(Figure collection entries)
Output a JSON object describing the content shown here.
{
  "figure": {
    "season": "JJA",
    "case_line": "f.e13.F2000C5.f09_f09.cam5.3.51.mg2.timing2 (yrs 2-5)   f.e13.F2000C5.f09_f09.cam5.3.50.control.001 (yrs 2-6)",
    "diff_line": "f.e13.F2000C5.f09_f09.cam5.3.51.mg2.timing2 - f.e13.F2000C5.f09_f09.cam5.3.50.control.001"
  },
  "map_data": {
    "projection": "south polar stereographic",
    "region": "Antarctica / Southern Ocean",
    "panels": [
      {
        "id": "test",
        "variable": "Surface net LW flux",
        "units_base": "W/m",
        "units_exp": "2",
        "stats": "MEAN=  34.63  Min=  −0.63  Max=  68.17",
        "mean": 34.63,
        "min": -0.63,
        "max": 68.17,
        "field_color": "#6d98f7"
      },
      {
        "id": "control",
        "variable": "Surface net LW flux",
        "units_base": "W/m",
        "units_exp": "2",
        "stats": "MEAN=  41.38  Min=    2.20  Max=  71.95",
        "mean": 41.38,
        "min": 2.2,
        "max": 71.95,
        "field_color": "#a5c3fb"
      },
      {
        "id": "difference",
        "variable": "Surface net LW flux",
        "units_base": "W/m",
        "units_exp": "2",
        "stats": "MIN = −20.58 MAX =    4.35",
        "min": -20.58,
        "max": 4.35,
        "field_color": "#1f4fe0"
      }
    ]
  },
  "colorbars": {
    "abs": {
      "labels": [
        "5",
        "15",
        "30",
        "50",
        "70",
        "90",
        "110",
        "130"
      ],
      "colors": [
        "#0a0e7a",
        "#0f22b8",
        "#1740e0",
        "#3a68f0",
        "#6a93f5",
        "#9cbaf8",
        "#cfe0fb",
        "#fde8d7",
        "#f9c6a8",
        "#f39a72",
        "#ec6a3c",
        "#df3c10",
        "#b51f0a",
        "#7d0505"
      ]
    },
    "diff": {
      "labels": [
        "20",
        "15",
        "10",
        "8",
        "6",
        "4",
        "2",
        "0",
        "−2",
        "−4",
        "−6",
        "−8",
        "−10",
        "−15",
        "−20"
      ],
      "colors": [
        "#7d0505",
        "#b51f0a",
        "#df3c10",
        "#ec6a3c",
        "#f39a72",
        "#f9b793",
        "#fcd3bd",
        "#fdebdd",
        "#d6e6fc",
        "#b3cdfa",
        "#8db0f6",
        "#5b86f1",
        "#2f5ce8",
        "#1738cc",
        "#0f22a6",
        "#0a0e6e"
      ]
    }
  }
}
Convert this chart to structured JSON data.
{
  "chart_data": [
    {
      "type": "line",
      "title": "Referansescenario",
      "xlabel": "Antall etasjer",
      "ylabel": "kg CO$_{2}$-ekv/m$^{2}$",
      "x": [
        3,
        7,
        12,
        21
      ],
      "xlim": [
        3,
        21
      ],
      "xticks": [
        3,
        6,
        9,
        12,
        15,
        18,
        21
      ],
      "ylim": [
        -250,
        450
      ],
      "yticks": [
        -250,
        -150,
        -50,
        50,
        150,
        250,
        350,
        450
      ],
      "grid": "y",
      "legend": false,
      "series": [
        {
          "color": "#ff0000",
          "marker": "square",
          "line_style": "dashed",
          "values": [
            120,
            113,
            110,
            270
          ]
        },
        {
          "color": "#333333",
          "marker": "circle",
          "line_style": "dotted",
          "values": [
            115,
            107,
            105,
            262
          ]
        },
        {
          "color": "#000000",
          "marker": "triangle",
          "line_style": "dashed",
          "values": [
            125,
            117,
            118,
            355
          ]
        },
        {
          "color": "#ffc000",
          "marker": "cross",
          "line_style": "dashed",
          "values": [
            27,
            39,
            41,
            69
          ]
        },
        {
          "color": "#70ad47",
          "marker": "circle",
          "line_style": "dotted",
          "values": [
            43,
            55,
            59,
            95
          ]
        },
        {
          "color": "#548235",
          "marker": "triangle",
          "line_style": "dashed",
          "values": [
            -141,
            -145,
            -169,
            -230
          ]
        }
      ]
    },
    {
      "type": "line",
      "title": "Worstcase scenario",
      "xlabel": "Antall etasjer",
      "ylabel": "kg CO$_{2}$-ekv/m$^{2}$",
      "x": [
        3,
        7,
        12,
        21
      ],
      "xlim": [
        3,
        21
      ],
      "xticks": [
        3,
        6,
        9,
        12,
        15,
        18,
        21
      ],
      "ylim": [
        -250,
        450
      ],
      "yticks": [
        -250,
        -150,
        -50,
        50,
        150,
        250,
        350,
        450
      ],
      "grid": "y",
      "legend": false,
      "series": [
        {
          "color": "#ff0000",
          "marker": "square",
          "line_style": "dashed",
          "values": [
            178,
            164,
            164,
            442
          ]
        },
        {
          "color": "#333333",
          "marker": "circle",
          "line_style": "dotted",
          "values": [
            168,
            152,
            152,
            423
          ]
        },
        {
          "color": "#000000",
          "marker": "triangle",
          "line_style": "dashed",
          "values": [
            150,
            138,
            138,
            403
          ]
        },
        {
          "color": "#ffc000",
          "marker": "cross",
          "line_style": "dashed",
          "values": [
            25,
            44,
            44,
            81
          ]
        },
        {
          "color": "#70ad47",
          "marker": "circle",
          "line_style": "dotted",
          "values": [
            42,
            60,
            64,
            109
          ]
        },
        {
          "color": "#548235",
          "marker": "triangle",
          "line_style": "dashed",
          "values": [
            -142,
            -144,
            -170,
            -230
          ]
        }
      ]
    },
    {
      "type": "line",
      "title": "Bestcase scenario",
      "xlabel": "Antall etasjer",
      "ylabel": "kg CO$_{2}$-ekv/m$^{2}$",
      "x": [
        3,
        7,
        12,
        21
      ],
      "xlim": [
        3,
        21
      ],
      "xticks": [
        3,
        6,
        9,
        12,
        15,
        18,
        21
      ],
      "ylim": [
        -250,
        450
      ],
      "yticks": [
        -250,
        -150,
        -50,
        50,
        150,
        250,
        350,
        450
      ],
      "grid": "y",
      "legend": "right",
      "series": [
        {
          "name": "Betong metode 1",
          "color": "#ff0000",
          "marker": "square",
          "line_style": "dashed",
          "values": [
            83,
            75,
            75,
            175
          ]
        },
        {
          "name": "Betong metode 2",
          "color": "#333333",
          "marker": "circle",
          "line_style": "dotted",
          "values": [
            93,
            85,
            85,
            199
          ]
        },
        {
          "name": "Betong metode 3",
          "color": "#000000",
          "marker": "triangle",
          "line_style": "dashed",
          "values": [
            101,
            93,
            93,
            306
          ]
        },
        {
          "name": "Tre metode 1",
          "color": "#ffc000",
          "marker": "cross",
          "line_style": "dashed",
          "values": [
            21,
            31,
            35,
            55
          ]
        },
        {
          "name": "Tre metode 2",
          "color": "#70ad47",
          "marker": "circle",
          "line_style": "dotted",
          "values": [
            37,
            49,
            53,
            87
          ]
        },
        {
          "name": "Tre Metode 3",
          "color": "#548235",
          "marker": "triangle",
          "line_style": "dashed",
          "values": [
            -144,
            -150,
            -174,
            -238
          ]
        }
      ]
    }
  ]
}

TASK:
Your task is to quote the listing above word for word.

RESPONSE FOR THIS EXERCISE:
Output a JSON object describing the content shown here.
{
  "figure": {
    "season": "JJA",
    "case_line": "f.e13.F2000C5.f09_f09.cam5.3.51.mg2.timing2 (yrs 2-5)   f.e13.F2000C5.f09_f09.cam5.3.50.control.001 (yrs 2-6)",
    "diff_line": "f.e13.F2000C5.f09_f09.cam5.3.51.mg2.timing2 - f.e13.F2000C5.f09_f09.cam5.3.50.control.001"
  },
  "map_data": {
    "projection": "south polar stereographic",
    "region": "Antarctica / Southern Ocean",
    "panels": [
      {
        "id": "test",
        "variable": "Surface net LW flux",
        "units_base": "W/m",
        "units_exp": "2",
        "stats": "MEAN=  34.63  Min=  −0.63  Max=  68.17",
        "mean": 34.63,
        "min": -0.63,
        "max": 68.17,
        "field_color": "#6d98f7"
      },
      {
        "id": "control",
        "variable": "Surface net LW flux",
        "units_base": "W/m",
        "units_exp": "2",
        "stats": "MEAN=  41.38  Min=    2.20  Max=  71.95",
        "mean": 41.38,
        "min": 2.2,
        "max": 71.95,
        "field_color": "#a5c3fb"
      },
      {
        "id": "difference",
        "variable": "Surface net LW flux",
        "units_base": "W/m",
        "units_exp": "2",
        "stats": "MIN = −20.58 MAX =    4.35",
        "min": -20.58,
        "max": 4.35,
        "field_color": "#1f4fe0"
      }
    ]
  },
  "colorbars": {
    "abs": {
      "labels": [
        "5",
        "15",
        "30",
        "50",
        "70",
        "90",
        "110",
        "130"
      ],
      "colors": [
        "#0a0e7a",
        "#0f22b8",
        "#1740e0",
        "#3a68f0",
        "#6a93f5",
        "#9cbaf8",
        "#cfe0fb",
        "#fde8d7",
        "#f9c6a8",
        "#f39a72",
        "#ec6a3c",
        "#df3c10",
        "#b51f0a",
        "#7d0505"
      ]
    },
    "diff": {
      "labels": [
        "20",
        "15",
        "10",
        "8",
        "6",
        "4",
        "2",
        "0",
        "−2",
        "−4",
        "−6",
        "−8",
        "−10",
        "−15",
        "−20"
      ],
      "colors": [
        "#7d0505",
        "#b51f0a",
        "#df3c10",
        "#ec6a3c",
        "#f39a72",
        "#f9b793",
        "#fcd3bd",
        "#fdebdd",
        "#d6e6fc",
        "#b3cdfa",
        "#8db0f6",
        "#5b86f1",
        "#2f5ce8",
        "#1738cc",
        "#0f22a6",
        "#0a0e6e"
      ]
    }
  }
}
Convert this chart to structured JSON data.
{
  "chart_data": [
    {
      "type": "line",
      "title": "Referansescenario",
      "xlabel": "Antall etasjer",
      "ylabel": "kg CO$_{2}$-ekv/m$^{2}$",
      "x": [
        3,
        7,
        12,
        21
      ],
      "xlim": [
        3,
        21
      ],
      "xticks": [
        3,
        6,
        9,
        12,
        15,
        18,
        21
      ],
      "ylim": [
        -250,
        450
      ],
      "yticks": [
        -250,
        -150,
        -50,
        50,
        150,
        250,
        350,
        450
      ],
      "grid": "y",
      "legend": false,
      "series": [
        {
          "color": "#ff0000",
          "marker": "square",
          "line_style": "dashed",
          "values": [
            120,
            113,
            110,
            270
          ]
        },
        {
          "color": "#333333",
          "marker": "circle",
          "line_style": "dotted",
          "values": [
            115,
            107,
            105,
            262
          ]
        },
        {
          "color": "#000000",
          "marker": "triangle",
          "line_style": "dashed",
          "values": [
            125,
            117,
            118,
            355
          ]
        },
        {
          "color": "#ffc000",
          "marker": "cross",
          "line_style": "dashed",
          "values": [
            27,
            39,
            41,
            69
          ]
        },
        {
          "color": "#70ad47",
          "marker": "circle",
          "line_style": "dotted",
          "values": [
            43,
            55,
            59,
            95
          ]
        },
        {
          "color": "#548235",
          "marker": "triangle",
          "line_style": "dashed",
          "values": [
            -141,
            -145,
            -169,
            -230
          ]
        }
      ]
    },
    {
      "type": "line",
      "title": "Worstcase scenario",
      "xlabel": "Antall etasjer",
      "ylabel": "kg CO$_{2}$-ekv/m$^{2}$",
      "x": [
        3,
        7,
        12,
        21
      ],
      "xlim": [
        3,
        21
      ],
      "xticks": [
        3,
        6,
        9,
        12,
        15,
        18,
        21
      ],
      "ylim": [
        -250,
        450
      ],
      "yticks": [
        -250,
        -150,
        -50,
        50,
        150,
        250,
        350,
        450
      ],
      "grid": "y",
      "legend": false,
      "series": [
        {
          "color": "#ff0000",
          "marker": "square",
          "line_style": "dashed",
          "values": [
            178,
            164,
            164,
            442
          ]
        },
        {
          "color": "#333333",
          "marker": "circle",
          "line_style": "dotted",
          "values": [
            168,
            152,
            152,
            423
          ]
        },
        {
          "color": "#000000",
          "marker": "triangle",
          "line_style": "dashed",
          "values": [
            150,
            138,
            138,
            403
          ]
        },
        {
          "color": "#ffc000",
          "marker": "cross",
          "line_style": "dashed",
          "values": [
            25,
            44,
            44,
            81
          ]
        },
        {
          "color": "#70ad47",
          "marker": "circle",
          "line_style": "dotted",
          "values": [
            42,
            60,
            64,
            109
          ]
        },
        {
          "color": "#548235",
          "marker": "triangle",
          "line_style": "dashed",
          "values": [
            -142,
            -144,
            -170,
            -230
          ]
        }
      ]
    },
    {
      "type": "line",
      "title": "Bestcase scenario",
      "xlabel": "Antall etasjer",
      "ylabel": "kg CO$_{2}$-ekv/m$^{2}$",
      "x": [
        3,
        7,
        12,
        21
      ],
      "xlim": [
        3,
        21
      ],
      "xticks": [
        3,
        6,
        9,
        12,
        15,
        18,
        21
      ],
      "ylim": [
        -250,
        450
      ],
      "yticks": [
        -250,
        -150,
        -50,
        50,
        150,
        250,
        350,
        450
      ],
      "grid": "y",
      "legend": "right",
      "series": [
        {
          "name": "Betong metode 1",
          "color": "#ff0000",
          "marker": "square",
          "line_style": "dashed",
          "values": [
            83,
            75,
            75,
            175
          ]
        },
        {
          "name": "Betong metode 2",
          "color": "#333333",
          "marker": "circle",
          "line_style": "dotted",
          "values": [
            93,
            85,
            85,
            199
          ]
        },
        {
          "name": "Betong metode 3",
          "color": "#000000",
          "marker": "triangle",
          "line_style": "dashed",
          "values": [
            101,
            93,
            93,
            306
          ]
        },
        {
          "name": "Tre metode 1",
          "color": "#ffc000",
          "marker": "cross",
          "line_style": "dashed",
          "values": [
            21,
            31,
            35,
            55
          ]
        },
        {
          "name": "Tre metode 2",
          "color": "#70ad47",
          "marker": "circle",
          "line_style": "dotted",
          "values": [
            37,
            49,
            53,
            87
          ]
        },
        {
          "name": "Tre Metode 3",
          "color": "#548235",
          "marker": "triangle",
          "line_style": "dashed",
          "values": [
            -144,
            -150,
            -174,
            -238
          ]
        }
      ]
    }
  ]
}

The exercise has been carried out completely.